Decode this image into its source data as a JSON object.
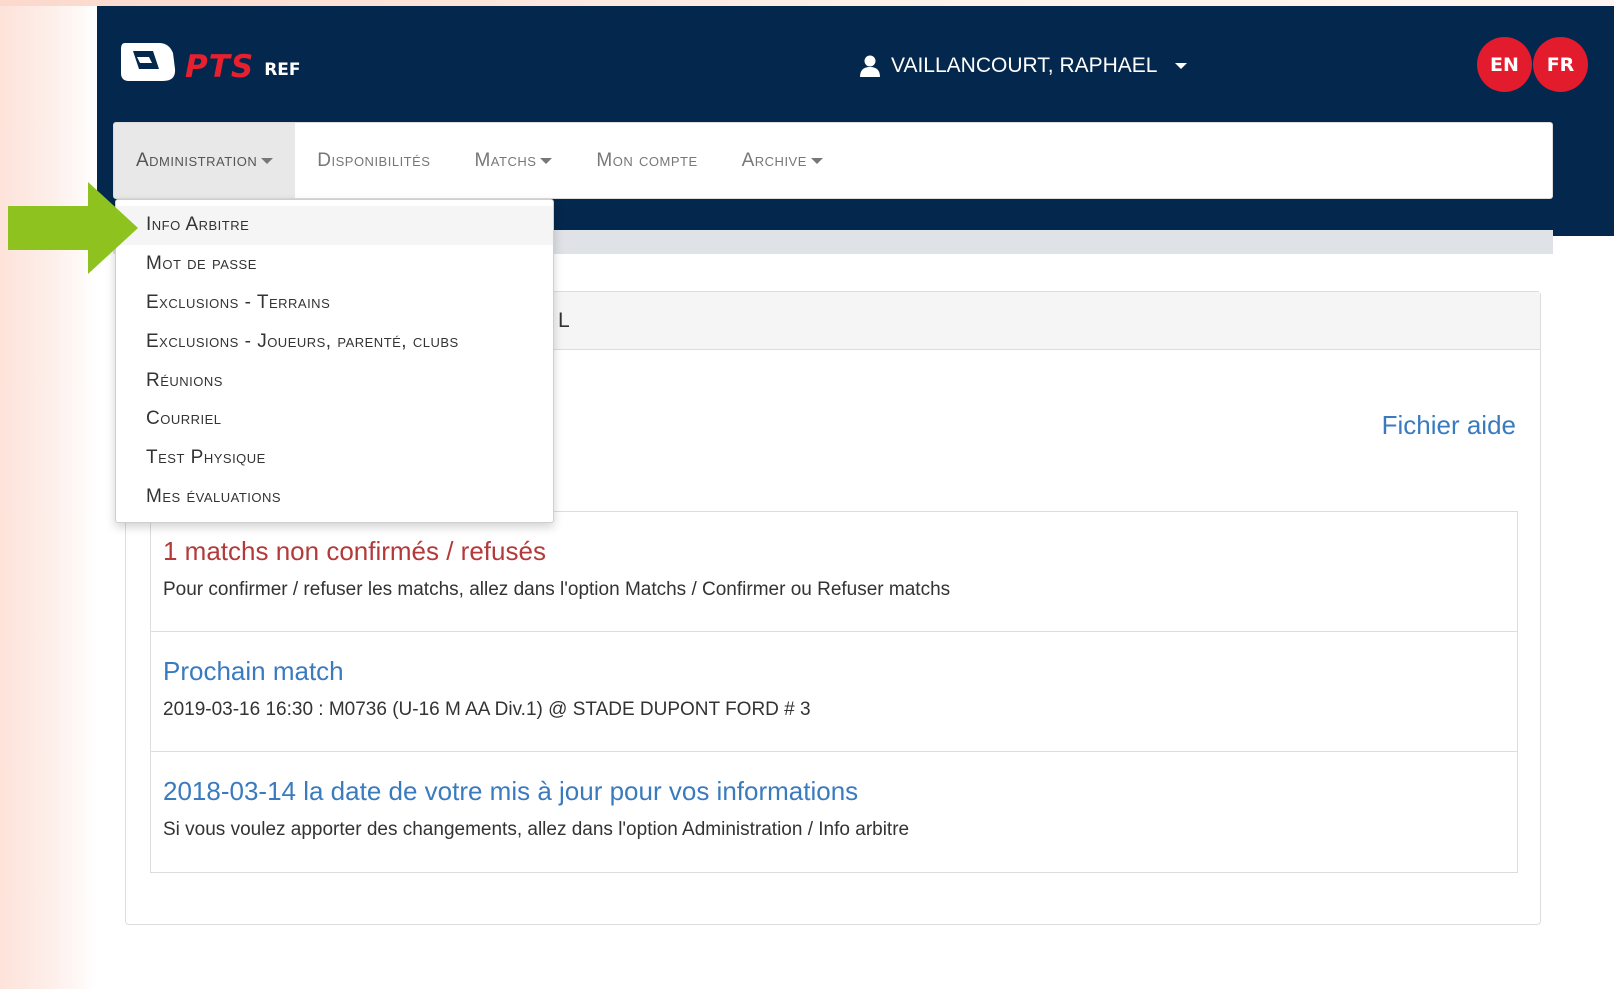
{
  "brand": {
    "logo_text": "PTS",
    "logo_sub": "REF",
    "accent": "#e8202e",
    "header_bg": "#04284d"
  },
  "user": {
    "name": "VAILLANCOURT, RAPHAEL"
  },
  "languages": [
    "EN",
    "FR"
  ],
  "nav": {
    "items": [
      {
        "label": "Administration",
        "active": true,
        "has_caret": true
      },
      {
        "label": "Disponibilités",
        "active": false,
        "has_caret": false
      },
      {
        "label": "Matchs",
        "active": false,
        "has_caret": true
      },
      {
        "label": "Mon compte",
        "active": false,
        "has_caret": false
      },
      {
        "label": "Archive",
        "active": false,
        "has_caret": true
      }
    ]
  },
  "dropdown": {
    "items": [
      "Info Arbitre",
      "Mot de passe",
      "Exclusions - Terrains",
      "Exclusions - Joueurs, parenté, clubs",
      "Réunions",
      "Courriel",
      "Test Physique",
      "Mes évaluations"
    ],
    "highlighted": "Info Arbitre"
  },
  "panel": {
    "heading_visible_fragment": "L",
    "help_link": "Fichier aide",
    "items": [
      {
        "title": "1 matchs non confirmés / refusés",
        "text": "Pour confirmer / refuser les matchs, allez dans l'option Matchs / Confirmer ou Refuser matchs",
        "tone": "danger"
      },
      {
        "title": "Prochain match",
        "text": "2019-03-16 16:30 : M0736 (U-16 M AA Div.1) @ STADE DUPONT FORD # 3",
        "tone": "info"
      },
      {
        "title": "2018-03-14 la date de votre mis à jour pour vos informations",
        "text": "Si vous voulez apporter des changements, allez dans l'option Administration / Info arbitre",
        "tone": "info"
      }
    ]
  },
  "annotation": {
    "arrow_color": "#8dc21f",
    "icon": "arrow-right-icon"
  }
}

◆ BRIEF: Make an exact copy of the data above, pictures excluded.

◆ FINAL ANSWER:
Decode this image into its source data as a JSON object.
{
  "brand": {
    "logo_text": "PTS",
    "logo_sub": "REF",
    "accent": "#e8202e",
    "header_bg": "#04284d"
  },
  "user": {
    "name": "VAILLANCOURT, RAPHAEL"
  },
  "languages": [
    "EN",
    "FR"
  ],
  "nav": {
    "items": [
      {
        "label": "Administration",
        "active": true,
        "has_caret": true
      },
      {
        "label": "Disponibilités",
        "active": false,
        "has_caret": false
      },
      {
        "label": "Matchs",
        "active": false,
        "has_caret": true
      },
      {
        "label": "Mon compte",
        "active": false,
        "has_caret": false
      },
      {
        "label": "Archive",
        "active": false,
        "has_caret": true
      }
    ]
  },
  "dropdown": {
    "items": [
      "Info Arbitre",
      "Mot de passe",
      "Exclusions - Terrains",
      "Exclusions - Joueurs, parenté, clubs",
      "Réunions",
      "Courriel",
      "Test Physique",
      "Mes évaluations"
    ],
    "highlighted": "Info Arbitre"
  },
  "panel": {
    "heading_visible_fragment": "L",
    "help_link": "Fichier aide",
    "items": [
      {
        "title": "1 matchs non confirmés / refusés",
        "text": "Pour confirmer / refuser les matchs, allez dans l'option Matchs / Confirmer ou Refuser matchs",
        "tone": "danger"
      },
      {
        "title": "Prochain match",
        "text": "2019-03-16 16:30 : M0736 (U-16 M AA Div.1) @ STADE DUPONT FORD # 3",
        "tone": "info"
      },
      {
        "title": "2018-03-14 la date de votre mis à jour pour vos informations",
        "text": "Si vous voulez apporter des changements, allez dans l'option Administration / Info arbitre",
        "tone": "info"
      }
    ]
  },
  "annotation": {
    "arrow_color": "#8dc21f",
    "icon": "arrow-right-icon"
  }
}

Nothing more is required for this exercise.